Figure dataset records
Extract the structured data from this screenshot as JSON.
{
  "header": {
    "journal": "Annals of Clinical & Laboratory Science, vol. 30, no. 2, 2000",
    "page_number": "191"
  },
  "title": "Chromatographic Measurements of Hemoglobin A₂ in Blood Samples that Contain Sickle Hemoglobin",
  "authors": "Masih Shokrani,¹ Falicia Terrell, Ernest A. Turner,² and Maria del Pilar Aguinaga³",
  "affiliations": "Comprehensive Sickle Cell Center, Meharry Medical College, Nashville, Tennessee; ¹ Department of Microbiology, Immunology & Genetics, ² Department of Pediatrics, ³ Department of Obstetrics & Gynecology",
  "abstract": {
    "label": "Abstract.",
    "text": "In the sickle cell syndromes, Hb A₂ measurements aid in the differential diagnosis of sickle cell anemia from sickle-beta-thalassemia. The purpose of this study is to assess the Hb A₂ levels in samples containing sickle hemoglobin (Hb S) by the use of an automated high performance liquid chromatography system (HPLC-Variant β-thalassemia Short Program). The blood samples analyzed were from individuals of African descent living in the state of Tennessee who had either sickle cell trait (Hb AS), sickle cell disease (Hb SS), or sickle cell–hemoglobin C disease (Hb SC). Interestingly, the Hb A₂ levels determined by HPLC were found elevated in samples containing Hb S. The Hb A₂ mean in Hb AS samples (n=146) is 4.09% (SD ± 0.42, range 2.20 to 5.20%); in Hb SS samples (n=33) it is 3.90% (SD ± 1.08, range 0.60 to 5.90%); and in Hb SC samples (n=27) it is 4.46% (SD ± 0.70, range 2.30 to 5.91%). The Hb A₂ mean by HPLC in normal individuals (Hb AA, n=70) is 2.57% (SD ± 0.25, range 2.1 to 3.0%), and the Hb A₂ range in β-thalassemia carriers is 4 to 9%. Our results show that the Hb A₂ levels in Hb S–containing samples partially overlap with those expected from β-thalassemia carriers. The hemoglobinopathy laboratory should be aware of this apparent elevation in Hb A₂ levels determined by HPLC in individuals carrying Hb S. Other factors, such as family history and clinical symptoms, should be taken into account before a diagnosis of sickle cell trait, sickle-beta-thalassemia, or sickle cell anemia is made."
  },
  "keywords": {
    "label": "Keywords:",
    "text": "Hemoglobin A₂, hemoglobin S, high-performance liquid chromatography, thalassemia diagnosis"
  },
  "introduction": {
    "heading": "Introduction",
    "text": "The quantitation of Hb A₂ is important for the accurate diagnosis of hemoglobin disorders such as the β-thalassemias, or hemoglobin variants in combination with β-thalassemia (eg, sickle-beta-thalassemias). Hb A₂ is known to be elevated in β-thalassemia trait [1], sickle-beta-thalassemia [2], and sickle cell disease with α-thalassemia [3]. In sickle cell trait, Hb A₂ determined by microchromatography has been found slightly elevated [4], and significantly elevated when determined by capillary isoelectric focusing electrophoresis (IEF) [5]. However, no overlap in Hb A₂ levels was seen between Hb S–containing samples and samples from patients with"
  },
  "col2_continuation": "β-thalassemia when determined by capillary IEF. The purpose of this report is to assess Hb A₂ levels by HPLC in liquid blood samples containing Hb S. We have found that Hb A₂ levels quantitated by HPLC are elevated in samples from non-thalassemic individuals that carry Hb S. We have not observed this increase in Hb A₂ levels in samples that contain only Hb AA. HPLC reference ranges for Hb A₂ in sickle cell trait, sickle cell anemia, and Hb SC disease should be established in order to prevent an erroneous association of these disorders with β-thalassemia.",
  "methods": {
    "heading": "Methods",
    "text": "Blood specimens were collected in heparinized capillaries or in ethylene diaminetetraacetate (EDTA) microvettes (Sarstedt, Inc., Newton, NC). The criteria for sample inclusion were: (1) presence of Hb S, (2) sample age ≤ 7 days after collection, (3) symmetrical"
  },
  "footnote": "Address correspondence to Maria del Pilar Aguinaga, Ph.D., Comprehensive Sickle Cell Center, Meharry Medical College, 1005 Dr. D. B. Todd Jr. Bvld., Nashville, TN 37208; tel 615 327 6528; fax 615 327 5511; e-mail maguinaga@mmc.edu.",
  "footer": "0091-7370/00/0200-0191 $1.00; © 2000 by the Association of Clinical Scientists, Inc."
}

> **EXERCISE GOAL**
Go through the records above, find each line with the string "Medical", and copy it.

> **RESPONSE BELOW**
  "affiliations": "Comprehensive Sickle Cell Center, Meharry Medical College, Nashville, Tennessee; ¹ Department of Microbiology, Immunology & Genetics, ² Department of Pediatrics, ³ Department of Obstetrics & Gynecology",
  "footnote": "Address correspondence to Maria del Pilar Aguinaga, Ph.D., Comprehensive Sickle Cell Center, Meharry Medical College, 1005 Dr. D. B. Todd Jr. Bvld., Nashville, TN 37208; tel 615 327 6528; fax 615 327 5511; e-mail maguinaga@mmc.edu.",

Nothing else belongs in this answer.